[start DATA SHOWN]

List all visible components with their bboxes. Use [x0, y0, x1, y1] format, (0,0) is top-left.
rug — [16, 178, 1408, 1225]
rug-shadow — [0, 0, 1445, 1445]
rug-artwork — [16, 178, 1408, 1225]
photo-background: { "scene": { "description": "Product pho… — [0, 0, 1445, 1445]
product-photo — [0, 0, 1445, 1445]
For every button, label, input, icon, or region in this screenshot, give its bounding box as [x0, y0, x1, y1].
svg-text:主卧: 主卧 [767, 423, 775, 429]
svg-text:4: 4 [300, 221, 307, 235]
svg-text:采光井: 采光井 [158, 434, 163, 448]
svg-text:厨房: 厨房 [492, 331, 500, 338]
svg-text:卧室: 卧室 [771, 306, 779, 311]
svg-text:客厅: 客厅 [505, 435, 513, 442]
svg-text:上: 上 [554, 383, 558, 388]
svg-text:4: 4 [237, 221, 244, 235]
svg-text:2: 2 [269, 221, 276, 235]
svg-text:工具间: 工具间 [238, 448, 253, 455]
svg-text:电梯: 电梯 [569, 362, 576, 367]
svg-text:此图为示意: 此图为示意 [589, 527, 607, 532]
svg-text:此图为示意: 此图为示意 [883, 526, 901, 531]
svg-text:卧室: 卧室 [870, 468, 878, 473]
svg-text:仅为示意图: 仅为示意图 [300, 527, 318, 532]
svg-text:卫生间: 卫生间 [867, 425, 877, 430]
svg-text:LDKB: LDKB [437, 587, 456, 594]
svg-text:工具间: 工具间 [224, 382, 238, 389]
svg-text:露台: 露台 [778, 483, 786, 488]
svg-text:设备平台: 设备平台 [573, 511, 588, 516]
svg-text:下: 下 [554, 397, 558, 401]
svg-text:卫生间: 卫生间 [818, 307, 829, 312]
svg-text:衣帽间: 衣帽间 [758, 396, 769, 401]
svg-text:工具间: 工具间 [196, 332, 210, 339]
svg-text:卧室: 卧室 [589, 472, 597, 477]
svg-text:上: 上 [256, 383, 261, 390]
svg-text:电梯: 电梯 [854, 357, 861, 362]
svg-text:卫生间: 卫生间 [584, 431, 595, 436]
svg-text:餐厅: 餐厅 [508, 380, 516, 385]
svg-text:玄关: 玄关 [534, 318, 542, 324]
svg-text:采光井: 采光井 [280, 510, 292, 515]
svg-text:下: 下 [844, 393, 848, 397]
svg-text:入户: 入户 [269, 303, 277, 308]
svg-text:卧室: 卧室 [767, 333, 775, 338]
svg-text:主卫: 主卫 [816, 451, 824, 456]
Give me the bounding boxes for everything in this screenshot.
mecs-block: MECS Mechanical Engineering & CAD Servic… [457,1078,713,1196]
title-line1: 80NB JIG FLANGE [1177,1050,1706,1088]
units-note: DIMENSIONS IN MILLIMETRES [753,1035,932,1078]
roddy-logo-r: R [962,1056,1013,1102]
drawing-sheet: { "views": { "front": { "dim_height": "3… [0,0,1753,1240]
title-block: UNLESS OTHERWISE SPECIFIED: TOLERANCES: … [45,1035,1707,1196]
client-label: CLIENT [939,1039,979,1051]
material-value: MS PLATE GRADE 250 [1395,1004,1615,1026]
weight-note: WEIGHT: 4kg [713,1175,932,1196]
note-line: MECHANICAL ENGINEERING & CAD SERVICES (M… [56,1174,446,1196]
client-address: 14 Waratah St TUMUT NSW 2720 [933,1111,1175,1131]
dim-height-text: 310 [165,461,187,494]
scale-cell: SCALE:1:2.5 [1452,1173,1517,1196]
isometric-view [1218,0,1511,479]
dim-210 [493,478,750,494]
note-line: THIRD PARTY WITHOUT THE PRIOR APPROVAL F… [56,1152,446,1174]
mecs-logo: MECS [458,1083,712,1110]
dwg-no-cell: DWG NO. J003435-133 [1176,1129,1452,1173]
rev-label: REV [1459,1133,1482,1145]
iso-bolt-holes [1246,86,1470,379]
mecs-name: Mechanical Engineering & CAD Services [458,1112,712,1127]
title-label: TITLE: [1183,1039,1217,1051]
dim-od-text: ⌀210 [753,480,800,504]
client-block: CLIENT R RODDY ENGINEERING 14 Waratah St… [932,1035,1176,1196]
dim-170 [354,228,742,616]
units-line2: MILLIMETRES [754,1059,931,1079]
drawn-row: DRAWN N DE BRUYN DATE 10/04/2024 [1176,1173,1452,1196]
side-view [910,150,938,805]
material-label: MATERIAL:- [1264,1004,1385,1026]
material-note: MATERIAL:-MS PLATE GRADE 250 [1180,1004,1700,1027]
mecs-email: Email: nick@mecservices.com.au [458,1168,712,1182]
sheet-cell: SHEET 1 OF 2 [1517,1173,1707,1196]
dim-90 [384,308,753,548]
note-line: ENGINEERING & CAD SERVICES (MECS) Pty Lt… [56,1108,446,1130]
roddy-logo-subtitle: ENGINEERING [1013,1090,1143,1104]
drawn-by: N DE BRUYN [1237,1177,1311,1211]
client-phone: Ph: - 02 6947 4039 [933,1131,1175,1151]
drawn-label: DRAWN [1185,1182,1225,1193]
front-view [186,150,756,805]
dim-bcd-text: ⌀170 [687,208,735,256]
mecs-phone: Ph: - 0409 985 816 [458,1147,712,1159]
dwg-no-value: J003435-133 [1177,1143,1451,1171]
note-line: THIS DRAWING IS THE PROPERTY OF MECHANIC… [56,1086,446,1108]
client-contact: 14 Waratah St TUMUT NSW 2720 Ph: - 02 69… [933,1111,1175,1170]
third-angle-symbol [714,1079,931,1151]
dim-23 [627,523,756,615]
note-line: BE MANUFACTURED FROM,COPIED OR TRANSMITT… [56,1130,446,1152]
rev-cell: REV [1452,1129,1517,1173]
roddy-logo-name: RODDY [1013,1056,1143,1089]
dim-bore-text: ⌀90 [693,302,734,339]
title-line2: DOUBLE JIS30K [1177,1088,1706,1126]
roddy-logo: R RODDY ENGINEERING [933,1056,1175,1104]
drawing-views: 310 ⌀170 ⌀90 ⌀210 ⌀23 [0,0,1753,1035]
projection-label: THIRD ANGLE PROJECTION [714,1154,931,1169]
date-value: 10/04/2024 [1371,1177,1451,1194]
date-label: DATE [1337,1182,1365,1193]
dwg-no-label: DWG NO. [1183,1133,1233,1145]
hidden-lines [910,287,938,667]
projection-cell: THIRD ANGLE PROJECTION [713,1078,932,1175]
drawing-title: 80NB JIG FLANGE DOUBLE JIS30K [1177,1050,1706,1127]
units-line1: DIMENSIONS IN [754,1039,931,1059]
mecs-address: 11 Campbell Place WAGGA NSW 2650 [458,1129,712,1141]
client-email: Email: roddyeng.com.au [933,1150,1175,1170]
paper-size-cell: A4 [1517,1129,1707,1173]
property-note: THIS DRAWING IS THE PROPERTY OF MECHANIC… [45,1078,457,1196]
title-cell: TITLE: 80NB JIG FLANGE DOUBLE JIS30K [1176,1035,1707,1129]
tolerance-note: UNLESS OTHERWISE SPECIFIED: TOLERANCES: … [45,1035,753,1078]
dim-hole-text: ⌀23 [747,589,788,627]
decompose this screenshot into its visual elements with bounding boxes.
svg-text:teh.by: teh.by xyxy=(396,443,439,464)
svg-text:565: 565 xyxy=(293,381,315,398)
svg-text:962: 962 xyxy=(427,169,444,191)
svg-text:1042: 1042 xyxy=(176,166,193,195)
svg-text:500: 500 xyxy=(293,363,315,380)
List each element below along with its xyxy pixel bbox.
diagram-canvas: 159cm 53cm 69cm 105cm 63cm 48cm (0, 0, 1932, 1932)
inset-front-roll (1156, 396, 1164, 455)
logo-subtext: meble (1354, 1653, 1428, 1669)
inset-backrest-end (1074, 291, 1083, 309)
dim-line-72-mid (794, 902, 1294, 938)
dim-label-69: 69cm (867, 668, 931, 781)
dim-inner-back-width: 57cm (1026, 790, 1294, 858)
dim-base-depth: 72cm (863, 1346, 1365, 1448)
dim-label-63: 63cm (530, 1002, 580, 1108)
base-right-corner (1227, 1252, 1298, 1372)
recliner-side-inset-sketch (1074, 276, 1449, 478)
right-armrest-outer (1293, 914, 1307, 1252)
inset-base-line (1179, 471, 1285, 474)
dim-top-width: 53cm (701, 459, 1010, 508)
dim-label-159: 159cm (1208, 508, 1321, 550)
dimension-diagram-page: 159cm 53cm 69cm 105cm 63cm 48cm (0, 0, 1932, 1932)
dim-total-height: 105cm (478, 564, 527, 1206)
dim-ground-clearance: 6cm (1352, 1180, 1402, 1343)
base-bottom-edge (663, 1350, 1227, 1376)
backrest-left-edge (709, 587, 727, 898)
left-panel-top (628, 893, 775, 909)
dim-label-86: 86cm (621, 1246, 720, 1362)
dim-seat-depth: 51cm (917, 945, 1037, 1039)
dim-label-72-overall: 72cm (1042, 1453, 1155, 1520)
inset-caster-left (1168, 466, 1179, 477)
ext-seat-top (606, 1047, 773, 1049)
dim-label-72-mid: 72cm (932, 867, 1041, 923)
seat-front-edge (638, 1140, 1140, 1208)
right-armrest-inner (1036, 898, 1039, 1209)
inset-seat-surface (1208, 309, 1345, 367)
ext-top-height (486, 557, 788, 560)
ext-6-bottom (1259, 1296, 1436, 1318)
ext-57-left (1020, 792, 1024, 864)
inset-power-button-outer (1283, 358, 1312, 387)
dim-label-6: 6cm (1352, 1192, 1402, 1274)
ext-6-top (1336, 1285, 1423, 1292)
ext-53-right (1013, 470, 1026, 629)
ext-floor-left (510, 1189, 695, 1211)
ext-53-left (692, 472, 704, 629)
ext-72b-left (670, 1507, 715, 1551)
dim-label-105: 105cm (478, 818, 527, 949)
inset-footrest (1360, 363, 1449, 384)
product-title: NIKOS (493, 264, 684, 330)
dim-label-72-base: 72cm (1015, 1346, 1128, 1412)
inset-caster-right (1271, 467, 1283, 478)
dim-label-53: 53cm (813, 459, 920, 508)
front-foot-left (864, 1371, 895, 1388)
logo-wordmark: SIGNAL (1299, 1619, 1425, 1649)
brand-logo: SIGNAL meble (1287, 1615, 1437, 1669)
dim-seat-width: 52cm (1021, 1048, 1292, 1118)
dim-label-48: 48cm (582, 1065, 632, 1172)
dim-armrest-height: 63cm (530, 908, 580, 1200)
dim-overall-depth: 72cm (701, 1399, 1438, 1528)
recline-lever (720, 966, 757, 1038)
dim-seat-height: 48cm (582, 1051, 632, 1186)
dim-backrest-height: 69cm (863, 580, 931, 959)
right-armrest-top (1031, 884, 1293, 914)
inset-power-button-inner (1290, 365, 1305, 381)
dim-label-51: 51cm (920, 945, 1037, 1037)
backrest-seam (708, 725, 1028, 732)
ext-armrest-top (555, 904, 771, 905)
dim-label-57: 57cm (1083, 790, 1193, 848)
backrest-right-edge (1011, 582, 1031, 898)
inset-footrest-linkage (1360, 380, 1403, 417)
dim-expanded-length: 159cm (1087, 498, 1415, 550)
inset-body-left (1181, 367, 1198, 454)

[end DATA SHOWN]

REQUEST: Copy the entries verbatim from the beginning through the line containing "product-photo — [0, 0, 1445, 1445]", including that line.

THE ANSWER:
List all visible components with their bboxes. Use [x0, y0, x1, y1] format, (0,0) is top-left.
rug — [16, 178, 1408, 1225]
rug-shadow — [0, 0, 1445, 1445]
rug-artwork — [16, 178, 1408, 1225]
photo-background: { "scene": { "description": "Product pho… — [0, 0, 1445, 1445]
product-photo — [0, 0, 1445, 1445]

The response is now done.